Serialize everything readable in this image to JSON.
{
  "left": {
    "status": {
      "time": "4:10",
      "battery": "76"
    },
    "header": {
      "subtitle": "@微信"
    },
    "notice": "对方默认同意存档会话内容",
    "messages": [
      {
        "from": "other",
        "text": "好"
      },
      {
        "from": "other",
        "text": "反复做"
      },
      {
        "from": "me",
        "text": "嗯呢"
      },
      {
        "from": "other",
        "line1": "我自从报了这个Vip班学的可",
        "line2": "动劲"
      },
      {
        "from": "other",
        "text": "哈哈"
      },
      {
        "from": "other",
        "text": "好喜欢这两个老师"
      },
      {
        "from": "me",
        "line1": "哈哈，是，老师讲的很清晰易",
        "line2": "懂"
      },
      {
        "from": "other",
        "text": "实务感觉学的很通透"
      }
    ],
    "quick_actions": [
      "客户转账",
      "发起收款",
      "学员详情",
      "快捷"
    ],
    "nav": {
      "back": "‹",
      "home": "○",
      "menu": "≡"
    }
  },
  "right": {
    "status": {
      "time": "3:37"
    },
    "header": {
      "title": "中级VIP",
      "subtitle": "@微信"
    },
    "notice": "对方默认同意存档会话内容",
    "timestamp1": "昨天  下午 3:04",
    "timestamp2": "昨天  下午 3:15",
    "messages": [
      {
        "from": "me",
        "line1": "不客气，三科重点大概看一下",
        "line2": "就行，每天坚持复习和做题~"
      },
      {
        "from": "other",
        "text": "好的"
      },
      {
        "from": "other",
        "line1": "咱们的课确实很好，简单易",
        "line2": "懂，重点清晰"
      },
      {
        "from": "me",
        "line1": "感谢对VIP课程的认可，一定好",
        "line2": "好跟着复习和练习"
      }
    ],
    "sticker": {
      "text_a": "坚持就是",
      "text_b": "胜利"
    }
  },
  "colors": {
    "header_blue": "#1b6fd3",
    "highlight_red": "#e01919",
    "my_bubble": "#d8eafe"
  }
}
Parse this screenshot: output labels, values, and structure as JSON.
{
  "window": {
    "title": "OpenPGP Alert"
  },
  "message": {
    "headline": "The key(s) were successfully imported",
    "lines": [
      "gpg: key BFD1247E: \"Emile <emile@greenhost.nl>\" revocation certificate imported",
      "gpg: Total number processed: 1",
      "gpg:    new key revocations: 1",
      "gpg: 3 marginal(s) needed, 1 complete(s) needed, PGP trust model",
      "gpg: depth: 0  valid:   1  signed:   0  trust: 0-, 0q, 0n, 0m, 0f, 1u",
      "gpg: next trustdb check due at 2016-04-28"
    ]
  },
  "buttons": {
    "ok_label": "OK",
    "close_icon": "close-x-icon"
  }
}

+--

Reproduce the records above exactly as they appear.

Serialize everything readable in this image to JSON.
{
  "left": {
    "status": {
      "time": "4:10",
      "battery": "76"
    },
    "header": {
      "subtitle": "@微信"
    },
    "notice": "对方默认同意存档会话内容",
    "messages": [
      {
        "from": "other",
        "text": "好"
      },
      {
        "from": "other",
        "text": "反复做"
      },
      {
        "from": "me",
        "text": "嗯呢"
      },
      {
        "from": "other",
        "line1": "我自从报了这个Vip班学的可",
        "line2": "动劲"
      },
      {
        "from": "other",
        "text": "哈哈"
      },
      {
        "from": "other",
        "text": "好喜欢这两个老师"
      },
      {
        "from": "me",
        "line1": "哈哈，是，老师讲的很清晰易",
        "line2": "懂"
      },
      {
        "from": "other",
        "text": "实务感觉学的很通透"
      }
    ],
    "quick_actions": [
      "客户转账",
      "发起收款",
      "学员详情",
      "快捷"
    ],
    "nav": {
      "back": "‹",
      "home": "○",
      "menu": "≡"
    }
  },
  "right": {
    "status": {
      "time": "3:37"
    },
    "header": {
      "title": "中级VIP",
      "subtitle": "@微信"
    },
    "notice": "对方默认同意存档会话内容",
    "timestamp1": "昨天  下午 3:04",
    "timestamp2": "昨天  下午 3:15",
    "messages": [
      {
        "from": "me",
        "line1": "不客气，三科重点大概看一下",
        "line2": "就行，每天坚持复习和做题~"
      },
      {
        "from": "other",
        "text": "好的"
      },
      {
        "from": "other",
        "line1": "咱们的课确实很好，简单易",
        "line2": "懂，重点清晰"
      },
      {
        "from": "me",
        "line1": "感谢对VIP课程的认可，一定好",
        "line2": "好跟着复习和练习"
      }
    ],
    "sticker": {
      "text_a": "坚持就是",
      "text_b": "胜利"
    }
  },
  "colors": {
    "header_blue": "#1b6fd3",
    "highlight_red": "#e01919",
    "my_bubble": "#d8eafe"
  }
}
Parse this screenshot: output labels, values, and structure as JSON.
{
  "window": {
    "title": "OpenPGP Alert"
  },
  "message": {
    "headline": "The key(s) were successfully imported",
    "lines": [
      "gpg: key BFD1247E: \"Emile <emile@greenhost.nl>\" revocation certificate imported",
      "gpg: Total number processed: 1",
      "gpg:    new key revocations: 1",
      "gpg: 3 marginal(s) needed, 1 complete(s) needed, PGP trust model",
      "gpg: depth: 0  valid:   1  signed:   0  trust: 0-, 0q, 0n, 0m, 0f, 1u",
      "gpg: next trustdb check due at 2016-04-28"
    ]
  },
  "buttons": {
    "ok_label": "OK",
    "close_icon": "close-x-icon"
  }
}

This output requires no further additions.